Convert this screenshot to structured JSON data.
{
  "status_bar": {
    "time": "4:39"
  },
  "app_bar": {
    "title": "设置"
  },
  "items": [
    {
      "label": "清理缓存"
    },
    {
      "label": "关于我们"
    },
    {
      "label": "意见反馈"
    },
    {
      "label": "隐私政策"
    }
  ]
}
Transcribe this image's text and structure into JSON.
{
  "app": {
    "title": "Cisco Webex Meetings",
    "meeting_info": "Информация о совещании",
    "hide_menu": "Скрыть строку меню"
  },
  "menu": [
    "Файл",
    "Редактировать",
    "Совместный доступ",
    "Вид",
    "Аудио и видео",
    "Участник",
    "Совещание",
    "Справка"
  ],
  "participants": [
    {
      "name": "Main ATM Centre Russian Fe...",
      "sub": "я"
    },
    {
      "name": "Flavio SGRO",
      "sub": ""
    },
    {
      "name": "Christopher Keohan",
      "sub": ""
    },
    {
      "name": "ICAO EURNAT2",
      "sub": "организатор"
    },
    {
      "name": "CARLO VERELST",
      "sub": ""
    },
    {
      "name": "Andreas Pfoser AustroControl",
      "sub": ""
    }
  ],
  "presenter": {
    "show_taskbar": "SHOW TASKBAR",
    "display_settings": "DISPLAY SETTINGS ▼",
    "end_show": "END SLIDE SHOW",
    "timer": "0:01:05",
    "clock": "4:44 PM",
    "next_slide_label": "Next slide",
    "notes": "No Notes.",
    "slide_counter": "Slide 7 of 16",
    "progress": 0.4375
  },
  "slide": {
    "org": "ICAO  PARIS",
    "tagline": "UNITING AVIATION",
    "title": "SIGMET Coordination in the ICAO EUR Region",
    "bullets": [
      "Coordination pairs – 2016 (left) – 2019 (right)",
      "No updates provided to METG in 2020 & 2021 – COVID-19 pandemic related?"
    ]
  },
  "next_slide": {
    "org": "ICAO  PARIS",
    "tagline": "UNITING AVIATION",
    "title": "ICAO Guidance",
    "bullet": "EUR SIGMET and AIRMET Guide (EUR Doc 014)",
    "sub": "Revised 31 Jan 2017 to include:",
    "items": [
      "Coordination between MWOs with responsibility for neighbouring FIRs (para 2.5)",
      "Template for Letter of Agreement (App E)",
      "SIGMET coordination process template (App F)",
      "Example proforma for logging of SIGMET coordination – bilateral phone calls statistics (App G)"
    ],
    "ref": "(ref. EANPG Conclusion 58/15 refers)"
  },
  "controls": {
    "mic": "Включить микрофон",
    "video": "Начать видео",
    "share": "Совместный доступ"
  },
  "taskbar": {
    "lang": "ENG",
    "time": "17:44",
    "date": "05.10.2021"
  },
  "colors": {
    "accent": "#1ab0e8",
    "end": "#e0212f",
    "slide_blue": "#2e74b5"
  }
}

======

Your task is to repeat the data exactly, with nothing left out.

Convert this screenshot to structured JSON data.
{
  "status_bar": {
    "time": "4:39"
  },
  "app_bar": {
    "title": "设置"
  },
  "items": [
    {
      "label": "清理缓存"
    },
    {
      "label": "关于我们"
    },
    {
      "label": "意见反馈"
    },
    {
      "label": "隐私政策"
    }
  ]
}
Transcribe this image's text and structure into JSON.
{
  "app": {
    "title": "Cisco Webex Meetings",
    "meeting_info": "Информация о совещании",
    "hide_menu": "Скрыть строку меню"
  },
  "menu": [
    "Файл",
    "Редактировать",
    "Совместный доступ",
    "Вид",
    "Аудио и видео",
    "Участник",
    "Совещание",
    "Справка"
  ],
  "participants": [
    {
      "name": "Main ATM Centre Russian Fe...",
      "sub": "я"
    },
    {
      "name": "Flavio SGRO",
      "sub": ""
    },
    {
      "name": "Christopher Keohan",
      "sub": ""
    },
    {
      "name": "ICAO EURNAT2",
      "sub": "организатор"
    },
    {
      "name": "CARLO VERELST",
      "sub": ""
    },
    {
      "name": "Andreas Pfoser AustroControl",
      "sub": ""
    }
  ],
  "presenter": {
    "show_taskbar": "SHOW TASKBAR",
    "display_settings": "DISPLAY SETTINGS ▼",
    "end_show": "END SLIDE SHOW",
    "timer": "0:01:05",
    "clock": "4:44 PM",
    "next_slide_label": "Next slide",
    "notes": "No Notes.",
    "slide_counter": "Slide 7 of 16",
    "progress": 0.4375
  },
  "slide": {
    "org": "ICAO  PARIS",
    "tagline": "UNITING AVIATION",
    "title": "SIGMET Coordination in the ICAO EUR Region",
    "bullets": [
      "Coordination pairs – 2016 (left) – 2019 (right)",
      "No updates provided to METG in 2020 & 2021 – COVID-19 pandemic related?"
    ]
  },
  "next_slide": {
    "org": "ICAO  PARIS",
    "tagline": "UNITING AVIATION",
    "title": "ICAO Guidance",
    "bullet": "EUR SIGMET and AIRMET Guide (EUR Doc 014)",
    "sub": "Revised 31 Jan 2017 to include:",
    "items": [
      "Coordination between MWOs with responsibility for neighbouring FIRs (para 2.5)",
      "Template for Letter of Agreement (App E)",
      "SIGMET coordination process template (App F)",
      "Example proforma for logging of SIGMET coordination – bilateral phone calls statistics (App G)"
    ],
    "ref": "(ref. EANPG Conclusion 58/15 refers)"
  },
  "controls": {
    "mic": "Включить микрофон",
    "video": "Начать видео",
    "share": "Совместный доступ"
  },
  "taskbar": {
    "lang": "ENG",
    "time": "17:44",
    "date": "05.10.2021"
  },
  "colors": {
    "accent": "#1ab0e8",
    "end": "#e0212f",
    "slide_blue": "#2e74b5"
  }
}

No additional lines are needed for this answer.